*Work to complete*
In the entries below, find the lines with the word "Your" and copy them.

*Records shown*
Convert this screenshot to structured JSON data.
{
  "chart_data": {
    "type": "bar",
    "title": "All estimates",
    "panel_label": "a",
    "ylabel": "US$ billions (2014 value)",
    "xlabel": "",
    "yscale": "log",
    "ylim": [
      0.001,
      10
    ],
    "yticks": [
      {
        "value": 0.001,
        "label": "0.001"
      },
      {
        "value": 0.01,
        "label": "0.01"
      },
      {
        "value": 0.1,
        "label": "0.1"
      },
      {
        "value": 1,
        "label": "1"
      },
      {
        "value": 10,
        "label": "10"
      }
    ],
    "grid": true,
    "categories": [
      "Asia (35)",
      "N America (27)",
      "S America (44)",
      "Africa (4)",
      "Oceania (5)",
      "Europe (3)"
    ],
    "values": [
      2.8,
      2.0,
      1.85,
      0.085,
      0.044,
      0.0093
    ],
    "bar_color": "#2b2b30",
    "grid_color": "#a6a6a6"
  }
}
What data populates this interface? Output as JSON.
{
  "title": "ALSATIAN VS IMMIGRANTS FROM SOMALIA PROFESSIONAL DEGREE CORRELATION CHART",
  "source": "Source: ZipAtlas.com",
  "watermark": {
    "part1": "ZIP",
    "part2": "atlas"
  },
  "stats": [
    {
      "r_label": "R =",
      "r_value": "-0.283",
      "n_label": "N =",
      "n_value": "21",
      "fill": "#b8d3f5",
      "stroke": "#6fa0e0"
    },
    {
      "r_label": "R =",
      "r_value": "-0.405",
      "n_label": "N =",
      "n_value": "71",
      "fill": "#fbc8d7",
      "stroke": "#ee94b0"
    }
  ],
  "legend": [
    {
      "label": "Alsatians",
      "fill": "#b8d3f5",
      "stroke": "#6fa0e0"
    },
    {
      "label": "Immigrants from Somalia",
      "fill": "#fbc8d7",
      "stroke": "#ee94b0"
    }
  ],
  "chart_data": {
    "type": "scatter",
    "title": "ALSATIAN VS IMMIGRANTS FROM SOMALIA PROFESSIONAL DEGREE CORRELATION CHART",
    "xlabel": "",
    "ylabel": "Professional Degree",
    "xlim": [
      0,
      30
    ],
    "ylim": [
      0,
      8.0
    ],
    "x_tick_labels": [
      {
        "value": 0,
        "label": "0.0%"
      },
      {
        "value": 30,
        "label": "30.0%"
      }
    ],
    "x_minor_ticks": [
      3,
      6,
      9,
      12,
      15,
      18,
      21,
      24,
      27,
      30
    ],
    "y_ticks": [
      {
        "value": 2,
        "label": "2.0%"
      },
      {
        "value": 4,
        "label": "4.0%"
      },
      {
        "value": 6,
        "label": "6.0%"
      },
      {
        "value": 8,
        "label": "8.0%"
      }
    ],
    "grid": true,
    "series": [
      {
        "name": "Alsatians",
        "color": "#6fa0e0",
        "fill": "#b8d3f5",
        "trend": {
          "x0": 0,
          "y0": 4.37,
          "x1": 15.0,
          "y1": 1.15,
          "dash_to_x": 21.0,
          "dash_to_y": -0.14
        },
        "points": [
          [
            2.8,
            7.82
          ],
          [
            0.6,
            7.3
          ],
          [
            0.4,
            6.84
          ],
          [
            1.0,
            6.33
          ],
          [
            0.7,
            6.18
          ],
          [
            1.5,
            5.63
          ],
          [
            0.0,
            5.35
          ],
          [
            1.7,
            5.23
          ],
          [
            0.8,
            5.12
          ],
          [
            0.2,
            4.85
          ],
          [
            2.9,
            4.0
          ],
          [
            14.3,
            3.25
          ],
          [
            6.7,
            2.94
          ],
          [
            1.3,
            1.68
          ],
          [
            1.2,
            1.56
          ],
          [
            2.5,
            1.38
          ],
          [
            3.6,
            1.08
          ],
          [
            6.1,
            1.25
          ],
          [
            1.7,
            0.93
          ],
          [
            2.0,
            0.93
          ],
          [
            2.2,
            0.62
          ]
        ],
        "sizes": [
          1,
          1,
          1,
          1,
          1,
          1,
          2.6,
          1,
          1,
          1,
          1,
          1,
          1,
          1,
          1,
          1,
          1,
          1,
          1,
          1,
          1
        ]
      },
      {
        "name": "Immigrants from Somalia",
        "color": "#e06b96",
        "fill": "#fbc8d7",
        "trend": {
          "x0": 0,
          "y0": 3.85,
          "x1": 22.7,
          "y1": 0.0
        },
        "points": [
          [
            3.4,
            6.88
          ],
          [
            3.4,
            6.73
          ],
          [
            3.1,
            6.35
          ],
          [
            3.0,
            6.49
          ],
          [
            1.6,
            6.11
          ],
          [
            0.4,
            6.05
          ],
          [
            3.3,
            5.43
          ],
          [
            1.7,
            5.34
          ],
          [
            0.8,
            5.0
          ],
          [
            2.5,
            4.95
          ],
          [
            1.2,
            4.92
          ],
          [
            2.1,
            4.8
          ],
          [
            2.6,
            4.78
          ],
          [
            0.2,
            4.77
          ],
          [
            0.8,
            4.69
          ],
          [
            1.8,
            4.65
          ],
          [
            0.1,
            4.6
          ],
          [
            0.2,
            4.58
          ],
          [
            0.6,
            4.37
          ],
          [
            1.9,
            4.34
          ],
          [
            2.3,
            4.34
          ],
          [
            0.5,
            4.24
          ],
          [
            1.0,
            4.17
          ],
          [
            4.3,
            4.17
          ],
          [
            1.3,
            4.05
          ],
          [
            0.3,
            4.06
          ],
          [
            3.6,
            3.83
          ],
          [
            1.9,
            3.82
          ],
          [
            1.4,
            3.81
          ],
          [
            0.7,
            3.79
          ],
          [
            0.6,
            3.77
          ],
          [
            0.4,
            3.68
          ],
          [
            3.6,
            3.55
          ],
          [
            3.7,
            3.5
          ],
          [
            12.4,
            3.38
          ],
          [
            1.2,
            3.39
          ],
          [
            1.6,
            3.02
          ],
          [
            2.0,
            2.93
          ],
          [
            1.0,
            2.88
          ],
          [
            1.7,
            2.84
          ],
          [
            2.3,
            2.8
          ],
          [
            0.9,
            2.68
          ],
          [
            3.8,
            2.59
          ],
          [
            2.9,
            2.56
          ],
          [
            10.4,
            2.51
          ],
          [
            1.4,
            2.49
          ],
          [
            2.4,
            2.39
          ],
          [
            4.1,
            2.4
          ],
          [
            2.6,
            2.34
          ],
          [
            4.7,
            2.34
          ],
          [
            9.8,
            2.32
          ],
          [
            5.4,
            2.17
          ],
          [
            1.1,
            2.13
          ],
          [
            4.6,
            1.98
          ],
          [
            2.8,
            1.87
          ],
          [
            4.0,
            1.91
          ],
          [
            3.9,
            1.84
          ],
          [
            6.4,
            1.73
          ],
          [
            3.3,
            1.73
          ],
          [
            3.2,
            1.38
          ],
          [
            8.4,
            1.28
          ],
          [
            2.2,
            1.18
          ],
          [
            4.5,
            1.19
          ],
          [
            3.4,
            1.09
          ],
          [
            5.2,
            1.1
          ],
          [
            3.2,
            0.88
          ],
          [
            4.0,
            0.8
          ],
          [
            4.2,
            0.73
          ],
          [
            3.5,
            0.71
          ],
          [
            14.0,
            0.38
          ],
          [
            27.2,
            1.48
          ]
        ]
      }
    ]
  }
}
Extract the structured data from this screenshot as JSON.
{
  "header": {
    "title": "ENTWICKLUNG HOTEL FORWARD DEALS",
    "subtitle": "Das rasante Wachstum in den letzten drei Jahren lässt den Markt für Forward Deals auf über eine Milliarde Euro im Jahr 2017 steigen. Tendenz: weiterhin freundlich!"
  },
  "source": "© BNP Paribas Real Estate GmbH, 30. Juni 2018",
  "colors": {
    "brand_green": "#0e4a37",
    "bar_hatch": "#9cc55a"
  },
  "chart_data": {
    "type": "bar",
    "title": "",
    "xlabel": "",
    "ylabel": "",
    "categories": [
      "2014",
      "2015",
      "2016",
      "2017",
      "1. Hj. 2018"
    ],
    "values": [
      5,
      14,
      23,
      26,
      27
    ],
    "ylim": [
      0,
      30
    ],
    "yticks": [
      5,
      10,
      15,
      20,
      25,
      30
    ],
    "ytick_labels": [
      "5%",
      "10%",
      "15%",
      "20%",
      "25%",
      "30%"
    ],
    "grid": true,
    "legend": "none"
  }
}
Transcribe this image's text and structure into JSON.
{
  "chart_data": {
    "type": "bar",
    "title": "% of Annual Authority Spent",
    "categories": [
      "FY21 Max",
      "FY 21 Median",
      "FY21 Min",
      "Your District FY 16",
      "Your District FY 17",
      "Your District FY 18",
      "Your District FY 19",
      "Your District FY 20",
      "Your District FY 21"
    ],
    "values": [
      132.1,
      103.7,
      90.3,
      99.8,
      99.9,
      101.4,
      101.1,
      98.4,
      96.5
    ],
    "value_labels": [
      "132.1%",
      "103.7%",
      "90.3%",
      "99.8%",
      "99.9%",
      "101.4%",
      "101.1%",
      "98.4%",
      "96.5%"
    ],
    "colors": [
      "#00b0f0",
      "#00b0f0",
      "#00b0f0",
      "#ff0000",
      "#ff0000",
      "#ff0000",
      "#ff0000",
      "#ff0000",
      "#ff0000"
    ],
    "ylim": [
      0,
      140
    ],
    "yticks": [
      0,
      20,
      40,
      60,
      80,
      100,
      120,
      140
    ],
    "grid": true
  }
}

*Answer for this exercise*
      "Your District FY 16",
      "Your District FY 17",
      "Your District FY 18",
      "Your District FY 19",
      "Your District FY 20",
      "Your District FY 21"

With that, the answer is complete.